Find the word "estimates" in the material below and gather every line that contains it.

◆ Data entries for graphics
▶

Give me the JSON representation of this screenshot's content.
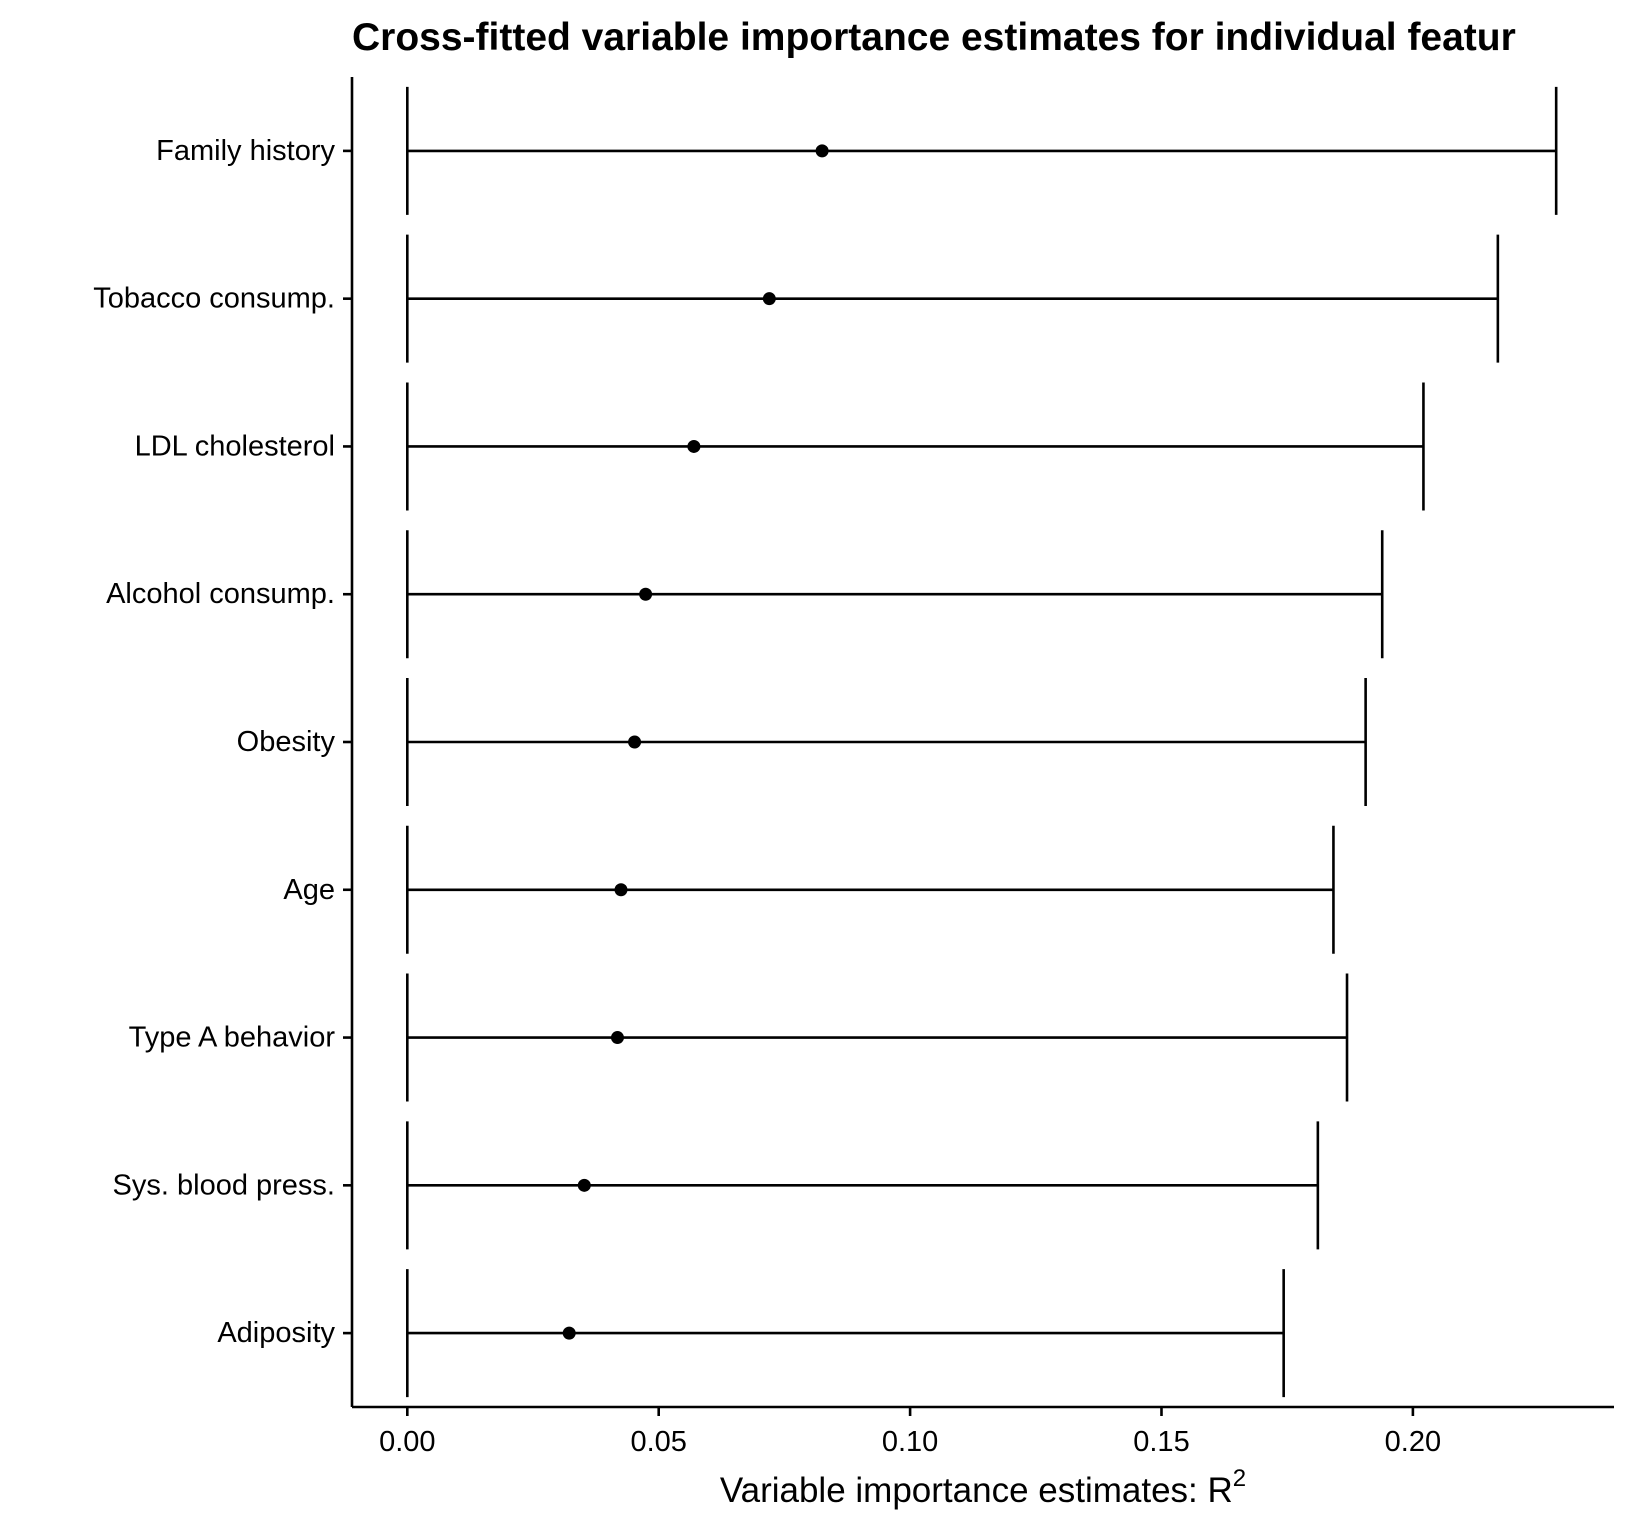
{
  "chart_data": {
    "type": "scatter",
    "title": "Cross-fitted variable importance estimates for individual featur",
    "xlabel": "Variable importance estimates: R",
    "xlabel_superscript": "2",
    "ylabel": "",
    "xlim": [
      -0.011,
      0.24
    ],
    "xticks": [
      "0.00",
      "0.05",
      "0.10",
      "0.15",
      "0.20"
    ],
    "grid": false,
    "legend": "none",
    "features": [
      {
        "label": "Family history",
        "estimate": 0.0825,
        "ci_low": 0.0,
        "ci_high": 0.2285
      },
      {
        "label": "Tobacco consump.",
        "estimate": 0.072,
        "ci_low": 0.0,
        "ci_high": 0.2169
      },
      {
        "label": "LDL cholesterol",
        "estimate": 0.057,
        "ci_low": 0.0,
        "ci_high": 0.2021
      },
      {
        "label": "Alcohol consump.",
        "estimate": 0.0474,
        "ci_low": 0.0,
        "ci_high": 0.1939
      },
      {
        "label": "Obesity",
        "estimate": 0.0452,
        "ci_low": 0.0,
        "ci_high": 0.1906
      },
      {
        "label": "Age",
        "estimate": 0.0425,
        "ci_low": 0.0,
        "ci_high": 0.1842
      },
      {
        "label": "Type A behavior",
        "estimate": 0.0418,
        "ci_low": 0.0,
        "ci_high": 0.1869
      },
      {
        "label": "Sys. blood press.",
        "estimate": 0.0352,
        "ci_low": 0.0,
        "ci_high": 0.1811
      },
      {
        "label": "Adiposity",
        "estimate": 0.0322,
        "ci_low": 0.0,
        "ci_high": 0.1743
      }
    ]
  }
}
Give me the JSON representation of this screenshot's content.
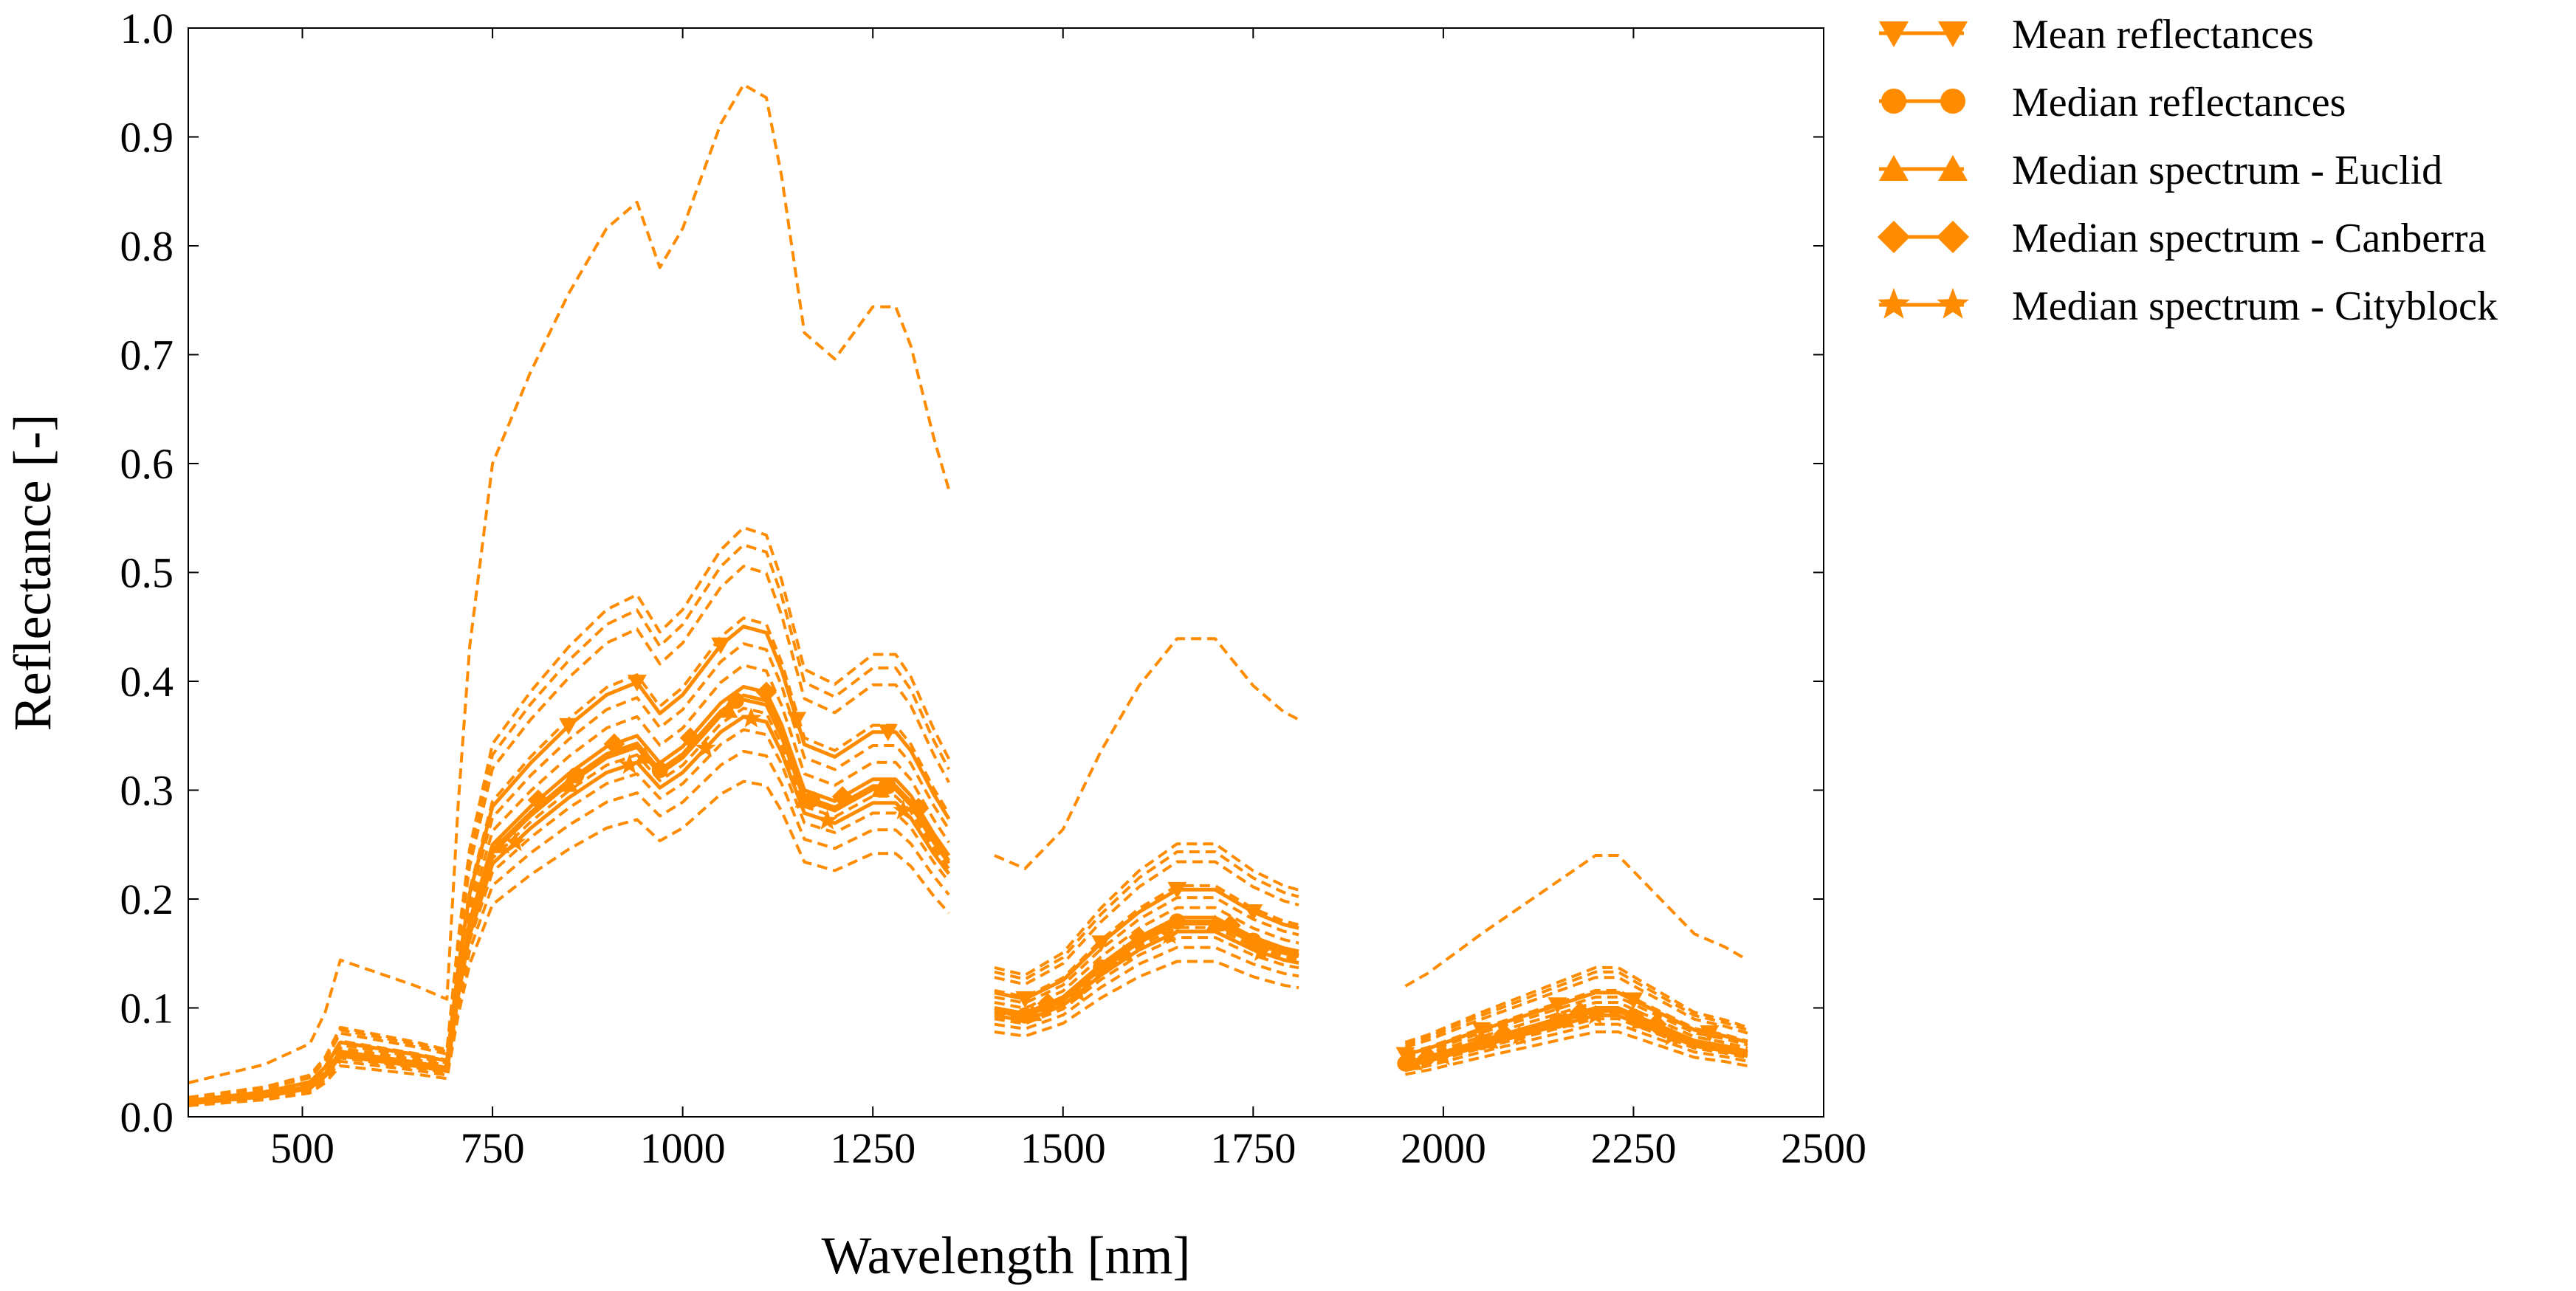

◀

◆ Reply
    "title": "Cross-fitted variable importance estimates for individual featur",
    "xlabel": "Variable importance estimates: R",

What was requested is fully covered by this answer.